TASK STATEMENT:
Exactly as written, retype the listing below, omitting the pictures.

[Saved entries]
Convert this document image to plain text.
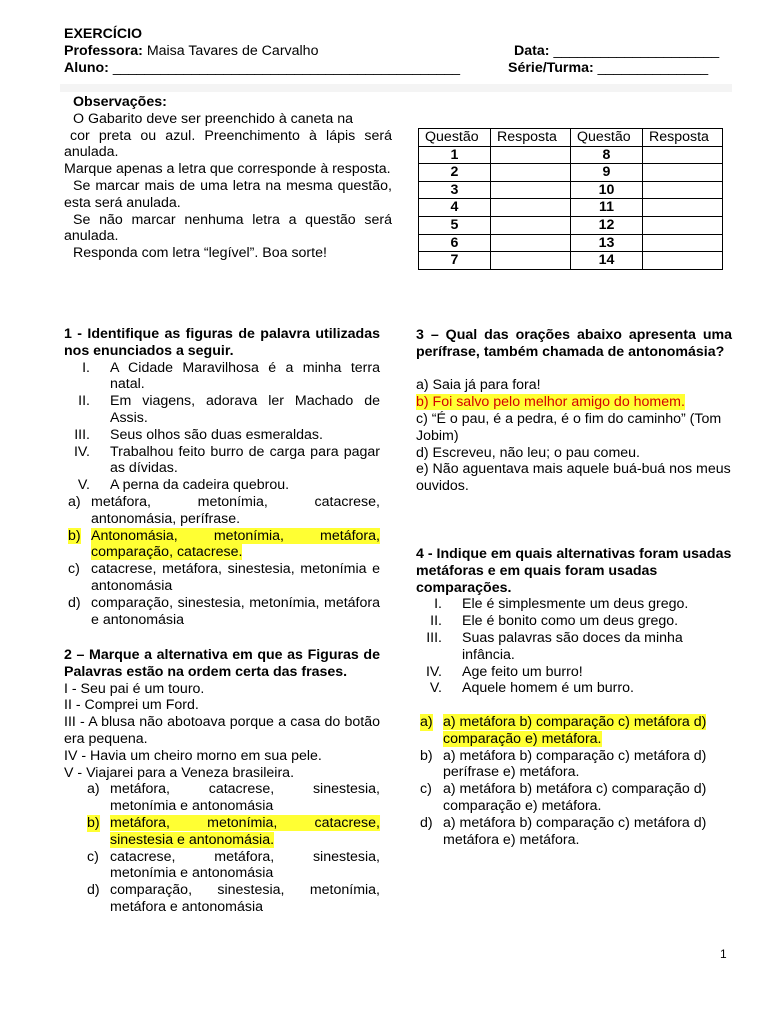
EXERCÍCIO
Professora: Maisa Tavares de Carvalho	Data: _____________________
Aluno: ____________________________________________	Série/Turma: ______________

Observações:

O Gabarito deve ser preenchido à caneta na

cor preta ou azul. Preenchimento à lápis será anulada.

Marque apenas a letra que corresponde à resposta.

Se marcar mais de uma letra na mesma questão, esta será anulada.

Se não marcar nenhuma letra a questão será anulada.

Responda com letra “legível”. Boa sorte!

Questão	Resposta	Questão	Resposta
1		8	
2		9	
3		10	
4		11	
5		12	
6		13	
7		14	

1 - Identifique as figuras de palavra utilizadas nos enunciados a seguir.

I. A Cidade Maravilhosa é a minha terra natal.

II. Em viagens, adorava ler Machado de Assis.

III. Seus olhos são duas esmeraldas.

IV. Trabalhou feito burro de carga para pagar as dívidas.

V. A perna da cadeira quebrou.

a) metáfora, metonímia, catacrese, antonomásia, perífrase.

b) Antonomásia, metonímia, metáfora, comparação, catacrese.

c) catacrese, metáfora, sinestesia, metonímia e antonomásia

d) comparação, sinestesia, metonímia, metáfora e antonomásia

2 – Marque a alternativa em que as Figuras de Palavras estão na ordem certa das frases.

I - Seu pai é um touro.

II - Comprei um Ford.

III - A blusa não abotoava porque a casa do botão era pequena.

IV - Havia um cheiro morno em sua pele.

V - Viajarei para a Veneza brasileira.

a) metáfora, catacrese, sinestesia, metonímia e antonomásia

b) metáfora, metonímia, catacrese, sinestesia e antonomásia.

c) catacrese, metáfora, sinestesia, metonímia e antonomásia

d) comparação, sinestesia, metonímia, metáfora e antonomásia

3 – Qual das orações abaixo apresenta uma perífrase, também chamada de antonomásia?

a) Saia já para fora!

b) Foi salvo pelo melhor amigo do homem.

c) “É o pau, é a pedra, é o fim do caminho” (Tom Jobim)

d) Escreveu, não leu; o pau comeu.

e) Não aguentava mais aquele buá-buá nos meus ouvidos.

4 - Indique em quais alternativas foram usadas metáforas e em quais foram usadas comparações.

I. Ele é simplesmente um deus grego.

II. Ele é bonito como um deus grego.

III. Suas palavras são doces da minha infância.

IV. Age feito um burro!

V. Aquele homem é um burro.

a) a) metáfora b) comparação c) metáfora d) comparação e) metáfora.

b) a) metáfora b) comparação c) metáfora d) perífrase e) metáfora.

c) a) metáfora b) metáfora c) comparação d) comparação e) metáfora.

d) a) metáfora b) comparação c) metáfora d) metáfora e) metáfora.

1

ANSWER:
Convert this document image to plain text.
EXERCÍCIO
Professora: Maisa Tavares de Carvalho	Data: _____________________
Aluno: ____________________________________________	Série/Turma: ______________

Observações:

O Gabarito deve ser preenchido à caneta na

cor preta ou azul. Preenchimento à lápis será anulada.

Marque apenas a letra que corresponde à resposta.

Se marcar mais de uma letra na mesma questão, esta será anulada.

Se não marcar nenhuma letra a questão será anulada.

Responda com letra “legível”. Boa sorte!

Questão	Resposta	Questão	Resposta
1		8	
2		9	
3		10	
4		11	
5		12	
6		13	
7		14	

1 - Identifique as figuras de palavra utilizadas nos enunciados a seguir.

I. A Cidade Maravilhosa é a minha terra natal.

II. Em viagens, adorava ler Machado de Assis.

III. Seus olhos são duas esmeraldas.

IV. Trabalhou feito burro de carga para pagar as dívidas.

V. A perna da cadeira quebrou.

a) metáfora, metonímia, catacrese, antonomásia, perífrase.

b) Antonomásia, metonímia, metáfora, comparação, catacrese.

c) catacrese, metáfora, sinestesia, metonímia e antonomásia

d) comparação, sinestesia, metonímia, metáfora e antonomásia

2 – Marque a alternativa em que as Figuras de Palavras estão na ordem certa das frases.

I - Seu pai é um touro.

II - Comprei um Ford.

III - A blusa não abotoava porque a casa do botão era pequena.

IV - Havia um cheiro morno em sua pele.

V - Viajarei para a Veneza brasileira.

a) metáfora, catacrese, sinestesia, metonímia e antonomásia

b) metáfora, metonímia, catacrese, sinestesia e antonomásia.

c) catacrese, metáfora, sinestesia, metonímia e antonomásia

d) comparação, sinestesia, metonímia, metáfora e antonomásia

3 – Qual das orações abaixo apresenta uma perífrase, também chamada de antonomásia?

a) Saia já para fora!

b) Foi salvo pelo melhor amigo do homem.

c) “É o pau, é a pedra, é o fim do caminho” (Tom Jobim)

d) Escreveu, não leu; o pau comeu.

e) Não aguentava mais aquele buá-buá nos meus ouvidos.

4 - Indique em quais alternativas foram usadas metáforas e em quais foram usadas comparações.

I. Ele é simplesmente um deus grego.

II. Ele é bonito como um deus grego.

III. Suas palavras são doces da minha infância.

IV. Age feito um burro!

V. Aquele homem é um burro.

a) a) metáfora b) comparação c) metáfora d) comparação e) metáfora.

b) a) metáfora b) comparação c) metáfora d) perífrase e) metáfora.

c) a) metáfora b) metáfora c) comparação d) comparação e) metáfora.

d) a) metáfora b) comparação c) metáfora d) metáfora e) metáfora.

1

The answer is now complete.